*Your task*. Check every line below for the string "Department", and copy the lines that contain it.

==================================================

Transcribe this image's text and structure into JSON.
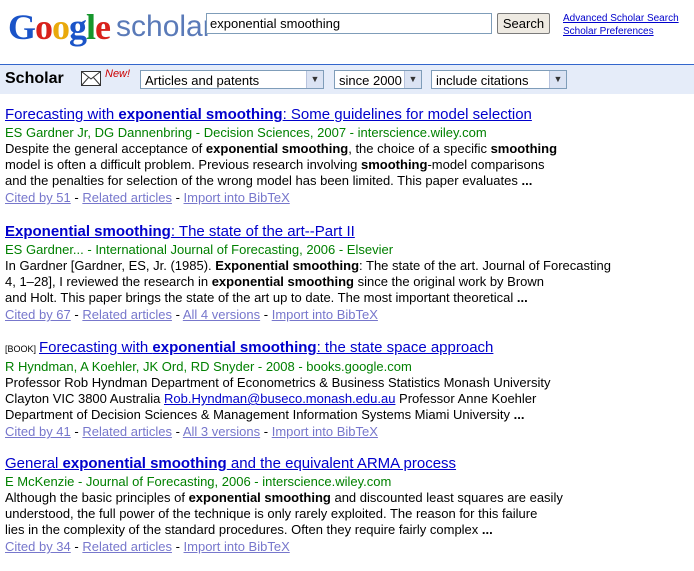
{
  "logo": {
    "text": "Google",
    "suffix": "scholar"
  },
  "search": {
    "query": "exponential smoothing",
    "button": "Search"
  },
  "top_links": {
    "advanced": "Advanced Scholar Search",
    "preferences": "Scholar Preferences"
  },
  "bar": {
    "title": "Scholar",
    "new_label": "New!",
    "select_type": "Articles and patents",
    "select_year": "since 2000",
    "select_citations": "include citations"
  },
  "results": [
    {
      "tag": "",
      "title_pre": "Forecasting with ",
      "title_bold": "exponential smoothing",
      "title_post": ": Some guidelines for model selection",
      "meta": "ES Gardner Jr, DG Dannenbring - Decision Sciences, 2007 - interscience.wiley.com",
      "snippet_lines": [
        [
          "Despite the general acceptance of ",
          "exponential smoothing",
          ", the choice of a specific ",
          "smoothing",
          ""
        ],
        [
          "model is often a difficult problem. Previous research involving ",
          "smoothing",
          "-model comparisons",
          "",
          ""
        ],
        [
          "and the penalties for selection of the wrong model has been limited. This paper evaluates ",
          "...",
          "",
          "",
          ""
        ]
      ],
      "links": [
        "Cited by 51",
        "Related articles",
        "Import into BibTeX"
      ]
    },
    {
      "tag": "",
      "title_pre": "",
      "title_bold": "Exponential smoothing",
      "title_post": ": The state of the art--Part II",
      "meta": "ES Gardner... - International Journal of Forecasting, 2006 - Elsevier",
      "snippet_lines": [
        [
          "In Gardner [Gardner, ES, Jr. (1985). ",
          "Exponential smoothing",
          ": The state of the art. Journal of Forecasting",
          "",
          ""
        ],
        [
          "4, 1–28], I reviewed the research in ",
          "exponential smoothing",
          " since the original work by Brown",
          "",
          ""
        ],
        [
          "and Holt. This paper brings the state of the art up to date. The most important theoretical ",
          "...",
          "",
          "",
          ""
        ]
      ],
      "links": [
        "Cited by 67",
        "Related articles",
        "All 4 versions",
        "Import into BibTeX"
      ]
    },
    {
      "tag": "[BOOK]",
      "title_pre": "Forecasting with ",
      "title_bold": "exponential smoothing",
      "title_post": ": the state space approach",
      "meta": "R Hyndman, A Koehler, JK Ord, RD Snyder - 2008 - books.google.com",
      "snippet_lines": [
        [
          "Professor Rob Hyndman Department of Econometrics & Business Statistics Monash University",
          "",
          "",
          "",
          ""
        ],
        [
          "Clayton VIC 3800 Australia ",
          "",
          "",
          "",
          ""
        ],
        [
          "Department of Decision Sciences & Management Information Systems Miami University ",
          "...",
          "",
          "",
          ""
        ]
      ],
      "email": "Rob.Hyndman@buseco.monash.edu.au",
      "email_after": " Professor Anne Koehler",
      "links": [
        "Cited by 41",
        "Related articles",
        "All 3 versions",
        "Import into BibTeX"
      ]
    },
    {
      "tag": "",
      "title_pre": "General ",
      "title_bold": "exponential smoothing",
      "title_post": " and the equivalent ARMA process",
      "meta": "E McKenzie - Journal of Forecasting, 2006 - interscience.wiley.com",
      "snippet_lines": [
        [
          "Although the basic principles of ",
          "exponential smoothing",
          " and discounted least squares are easily",
          "",
          ""
        ],
        [
          "understood, the full power of the technique is only rarely exploited. The reason for this failure",
          "",
          "",
          "",
          ""
        ],
        [
          "lies in the complexity of the standard procedures. Often they require fairly complex ",
          "...",
          "",
          "",
          ""
        ]
      ],
      "links": [
        "Cited by 34",
        "Related articles",
        "Import into BibTeX"
      ]
    }
  ]
}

==================================================

*Full response*.
          "Professor Rob Hyndman Department of Econometrics & Business Statistics Monash University",
          "Department of Decision Sciences & Management Information Systems Miami University ",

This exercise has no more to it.